[Stored data]
## Start
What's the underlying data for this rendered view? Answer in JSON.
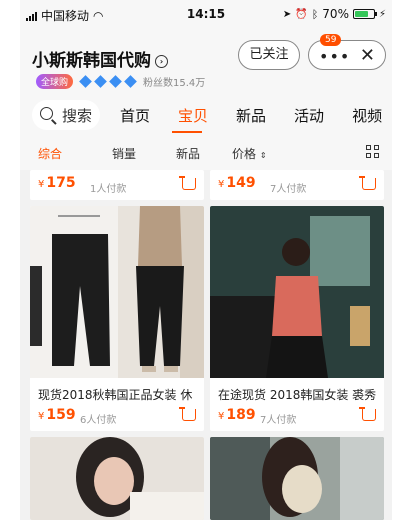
{
  "status_bar": {
    "carrier": "中国移动",
    "time": "14:15",
    "battery": "70%"
  },
  "header": {
    "shop_name": "小斯斯韩国代购",
    "follow_label": "已关注",
    "badge_count": "59",
    "qqg_label": "全球购",
    "fans": "粉丝数15.4万"
  },
  "nav": {
    "search_label": "搜索",
    "tabs": [
      "首页",
      "宝贝",
      "新品",
      "活动",
      "视频"
    ],
    "active_tab": 1
  },
  "sort": {
    "items": [
      "综合",
      "销量",
      "新品",
      "价格"
    ],
    "active": 0
  },
  "products": [
    {
      "price": "175",
      "paid": "1人付款",
      "title": ""
    },
    {
      "price": "149",
      "paid": "7人付款",
      "title": ""
    },
    {
      "price": "159",
      "paid": "6人付款",
      "title": "现货2018秋韩国正品女装 休"
    },
    {
      "price": "189",
      "paid": "7人付款",
      "title": "在途现货 2018韩国女装 裘秀"
    },
    {
      "price": "",
      "paid": "",
      "title": ""
    },
    {
      "price": "",
      "paid": "",
      "title": ""
    }
  ],
  "colors": {
    "accent": "#ff5000",
    "badge": "#ff4e00",
    "battery": "#35c759"
  }
}
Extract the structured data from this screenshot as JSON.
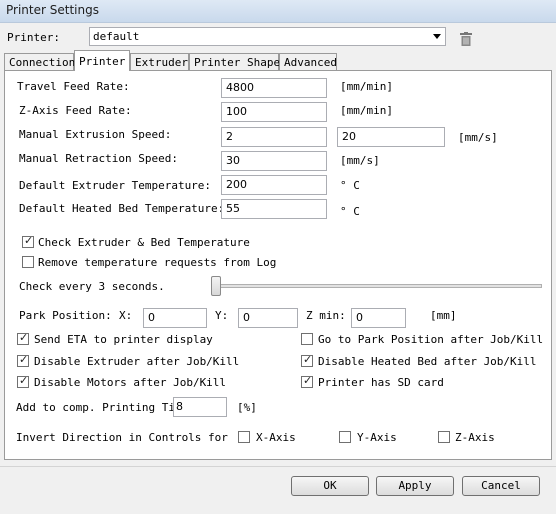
{
  "window": {
    "title": "Printer Settings"
  },
  "printer": {
    "label": "Printer:",
    "selected": "default"
  },
  "tabs": [
    "Connection",
    "Printer",
    "Extruder",
    "Printer Shape",
    "Advanced"
  ],
  "fields": {
    "travel_feed_rate": {
      "label": "Travel Feed Rate:",
      "value": "4800",
      "unit": "[mm/min]"
    },
    "z_axis_feed_rate": {
      "label": "Z-Axis Feed Rate:",
      "value": "100",
      "unit": "[mm/min]"
    },
    "manual_extrusion_speed": {
      "label": "Manual Extrusion Speed:",
      "value": "2",
      "value2": "20",
      "unit": "[mm/s]"
    },
    "manual_retraction_speed": {
      "label": "Manual Retraction Speed:",
      "value": "30",
      "unit": "[mm/s]"
    },
    "default_extruder_temp": {
      "label": "Default Extruder Temperature:",
      "value": "200",
      "unit": "° C"
    },
    "default_bed_temp": {
      "label": "Default Heated Bed Temperature:",
      "value": "55",
      "unit": "° C"
    }
  },
  "checks": {
    "check_temperature": {
      "label": "Check Extruder & Bed Temperature",
      "checked": true
    },
    "remove_temp_requests": {
      "label": "Remove temperature requests from Log",
      "checked": false
    }
  },
  "check_every": {
    "label": "Check every 3 seconds.",
    "level": 0.0
  },
  "park": {
    "label": "Park Position:",
    "x_label": "X:",
    "x": "0",
    "y_label": "Y:",
    "y": "0",
    "z_label": "Z min:",
    "z": "0",
    "unit": "[mm]"
  },
  "options": {
    "send_eta": {
      "label": "Send ETA to printer display",
      "checked": true
    },
    "go_to_park": {
      "label": "Go to Park Position after Job/Kill",
      "checked": false
    },
    "disable_extruder": {
      "label": "Disable Extruder after Job/Kill",
      "checked": true
    },
    "disable_heated_bed": {
      "label": "Disable Heated Bed after Job/Kill",
      "checked": true
    },
    "disable_motors": {
      "label": "Disable Motors after Job/Kill",
      "checked": true
    },
    "has_sd_card": {
      "label": "Printer has SD card",
      "checked": true
    }
  },
  "add_time": {
    "label": "Add to comp. Printing Time",
    "value": "8",
    "unit": "[%]"
  },
  "invert": {
    "label": "Invert Direction in Controls for",
    "x": "X-Axis",
    "y": "Y-Axis",
    "z": "Z-Axis"
  },
  "buttons": {
    "ok": "OK",
    "apply": "Apply",
    "cancel": "Cancel"
  },
  "icons": {
    "delete": "trash-icon",
    "dropdown": "chevron-down-icon"
  }
}
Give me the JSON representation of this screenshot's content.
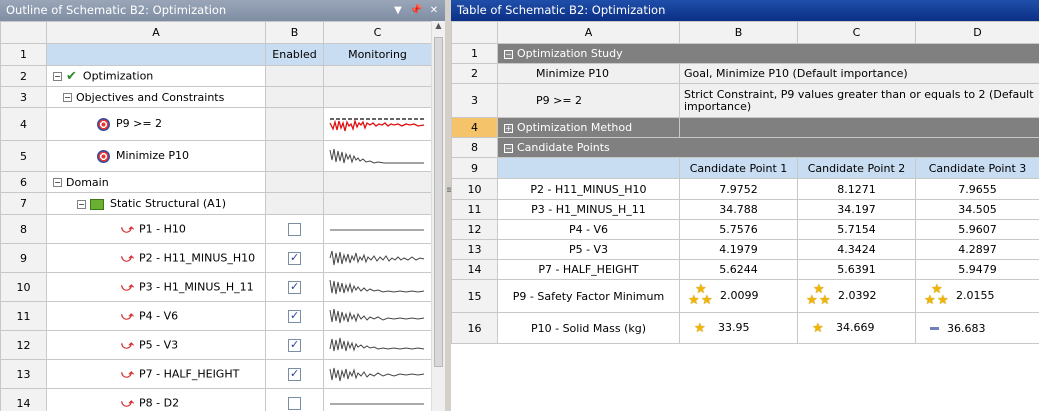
{
  "left_pane": {
    "title": "Outline of Schematic B2: Optimization",
    "col_headers": [
      "A",
      "B",
      "C"
    ],
    "row1": {
      "num": "1",
      "b": "Enabled",
      "c": "Monitoring"
    },
    "rows": [
      {
        "num": "2",
        "label": "Optimization"
      },
      {
        "num": "3",
        "label": "Objectives and Constraints"
      },
      {
        "num": "4",
        "label": "P9 >= 2"
      },
      {
        "num": "5",
        "label": "Minimize P10"
      },
      {
        "num": "6",
        "label": "Domain"
      },
      {
        "num": "7",
        "label": "Static Structural (A1)"
      },
      {
        "num": "8",
        "label": "P1 - H10",
        "enabled": false
      },
      {
        "num": "9",
        "label": "P2 - H11_MINUS_H10",
        "enabled": true
      },
      {
        "num": "10",
        "label": "P3 - H1_MINUS_H_11",
        "enabled": true
      },
      {
        "num": "11",
        "label": "P4 - V6",
        "enabled": true
      },
      {
        "num": "12",
        "label": "P5 - V3",
        "enabled": true
      },
      {
        "num": "13",
        "label": "P7 - HALF_HEIGHT",
        "enabled": true
      },
      {
        "num": "14",
        "label": "P8 - D2",
        "enabled": false
      }
    ]
  },
  "right_pane": {
    "title": "Table of Schematic B2: Optimization",
    "col_headers": [
      "A",
      "B",
      "C",
      "D"
    ],
    "sections": {
      "optimization_study": {
        "num": "1",
        "label": "Optimization Study"
      },
      "optimization_method": {
        "num": "4",
        "label": "Optimization Method"
      },
      "candidate_points": {
        "num": "8",
        "label": "Candidate Points"
      }
    },
    "study_rows": [
      {
        "num": "2",
        "name": "Minimize P10",
        "desc": "Goal, Minimize P10 (Default importance)"
      },
      {
        "num": "3",
        "name": "P9 >= 2",
        "desc": "Strict Constraint, P9 values greater than or equals to 2 (Default importance)"
      }
    ],
    "candidate_header": {
      "num": "9",
      "c1": "Candidate Point 1",
      "c2": "Candidate Point 2",
      "c3": "Candidate Point 3"
    },
    "candidate_rows": [
      {
        "num": "10",
        "name": "P2 - H11_MINUS_H10",
        "v": [
          "7.9752",
          "8.1271",
          "7.9655"
        ]
      },
      {
        "num": "11",
        "name": "P3 - H1_MINUS_H_11",
        "v": [
          "34.788",
          "34.197",
          "34.505"
        ]
      },
      {
        "num": "12",
        "name": "P4 - V6",
        "v": [
          "5.7576",
          "5.7154",
          "5.9607"
        ]
      },
      {
        "num": "13",
        "name": "P5 - V3",
        "v": [
          "4.1979",
          "4.3424",
          "4.2897"
        ]
      },
      {
        "num": "14",
        "name": "P7 - HALF_HEIGHT",
        "v": [
          "5.6244",
          "5.6391",
          "5.9479"
        ]
      }
    ],
    "safety_row": {
      "num": "15",
      "name": "P9 - Safety Factor Minimum",
      "v": [
        "2.0099",
        "2.0392",
        "2.0155"
      ],
      "rating_stars": [
        3,
        3,
        3
      ]
    },
    "mass_row": {
      "num": "16",
      "name": "P10 - Solid Mass (kg)",
      "v": [
        "33.95",
        "34.669",
        "36.683"
      ],
      "rating_stars": [
        1,
        1,
        0
      ]
    }
  },
  "colors": {
    "header_blue": "#c9ddf2",
    "section_gray": "#808080",
    "selected_row": "#f4c36a",
    "title_active": "#0b2f86",
    "title_inactive": "#8390a6",
    "star": "#f2b600"
  }
}
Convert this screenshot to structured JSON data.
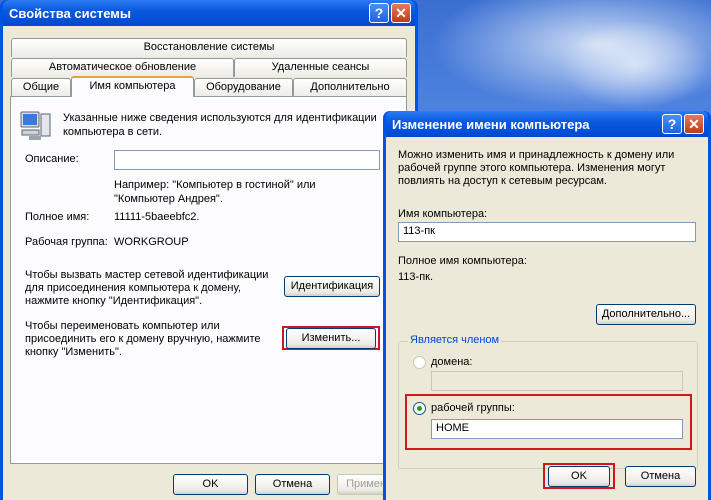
## End
* Exercise requirements *
Identify the lines in the entries that hold "after" and return each one.

* Reply *
      "label": "Go to Park Position after Job/Kill",
      "label": "Disable Extruder after Job/Kill",
      "label": "Disable Heated Bed after Job/Kill",
      "label": "Disable Motors after Job/Kill",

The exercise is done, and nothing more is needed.